_EXERCISE DESCRIPTION_
Extract every line where the string "DAEU" appears.

_SUPPLIED DATA_
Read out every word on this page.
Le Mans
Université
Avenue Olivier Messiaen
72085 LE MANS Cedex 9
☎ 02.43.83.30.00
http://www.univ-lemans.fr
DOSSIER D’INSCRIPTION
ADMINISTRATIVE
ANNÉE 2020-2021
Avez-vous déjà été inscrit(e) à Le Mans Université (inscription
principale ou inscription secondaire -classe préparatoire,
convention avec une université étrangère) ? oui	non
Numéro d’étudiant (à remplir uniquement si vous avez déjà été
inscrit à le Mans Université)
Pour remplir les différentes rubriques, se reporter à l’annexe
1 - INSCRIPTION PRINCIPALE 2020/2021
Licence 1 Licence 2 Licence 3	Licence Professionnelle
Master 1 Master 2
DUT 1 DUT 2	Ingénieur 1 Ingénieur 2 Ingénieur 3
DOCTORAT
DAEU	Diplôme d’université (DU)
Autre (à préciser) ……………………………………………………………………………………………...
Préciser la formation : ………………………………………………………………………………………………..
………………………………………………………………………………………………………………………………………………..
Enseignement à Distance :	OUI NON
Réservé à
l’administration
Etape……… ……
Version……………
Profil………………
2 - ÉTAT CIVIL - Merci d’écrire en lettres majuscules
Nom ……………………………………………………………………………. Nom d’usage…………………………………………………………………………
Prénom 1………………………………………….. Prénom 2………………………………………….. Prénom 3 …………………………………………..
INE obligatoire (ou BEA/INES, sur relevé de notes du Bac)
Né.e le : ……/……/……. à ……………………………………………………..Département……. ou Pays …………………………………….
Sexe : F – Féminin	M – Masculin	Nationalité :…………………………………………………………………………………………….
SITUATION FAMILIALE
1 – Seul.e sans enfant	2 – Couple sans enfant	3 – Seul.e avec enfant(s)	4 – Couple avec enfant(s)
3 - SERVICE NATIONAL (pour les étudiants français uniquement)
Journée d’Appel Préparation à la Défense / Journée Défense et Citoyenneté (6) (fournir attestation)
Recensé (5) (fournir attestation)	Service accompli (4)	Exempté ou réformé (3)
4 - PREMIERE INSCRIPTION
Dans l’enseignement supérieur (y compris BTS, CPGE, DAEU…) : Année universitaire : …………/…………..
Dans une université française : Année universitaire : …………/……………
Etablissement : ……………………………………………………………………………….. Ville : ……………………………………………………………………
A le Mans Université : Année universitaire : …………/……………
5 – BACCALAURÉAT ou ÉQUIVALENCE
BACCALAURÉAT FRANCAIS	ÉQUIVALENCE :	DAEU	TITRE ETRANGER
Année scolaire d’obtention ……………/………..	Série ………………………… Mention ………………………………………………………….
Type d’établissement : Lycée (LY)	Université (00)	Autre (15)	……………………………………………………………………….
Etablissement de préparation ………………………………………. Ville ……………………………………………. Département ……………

_WRITTEN RESPONSE_
DAEU	Diplôme d’université (DU)
Dans l’enseignement supérieur (y compris BTS, CPGE, DAEU…) : Année universitaire : …………/…………..
BACCALAURÉAT FRANCAIS	ÉQUIVALENCE :	DAEU	TITRE ETRANGER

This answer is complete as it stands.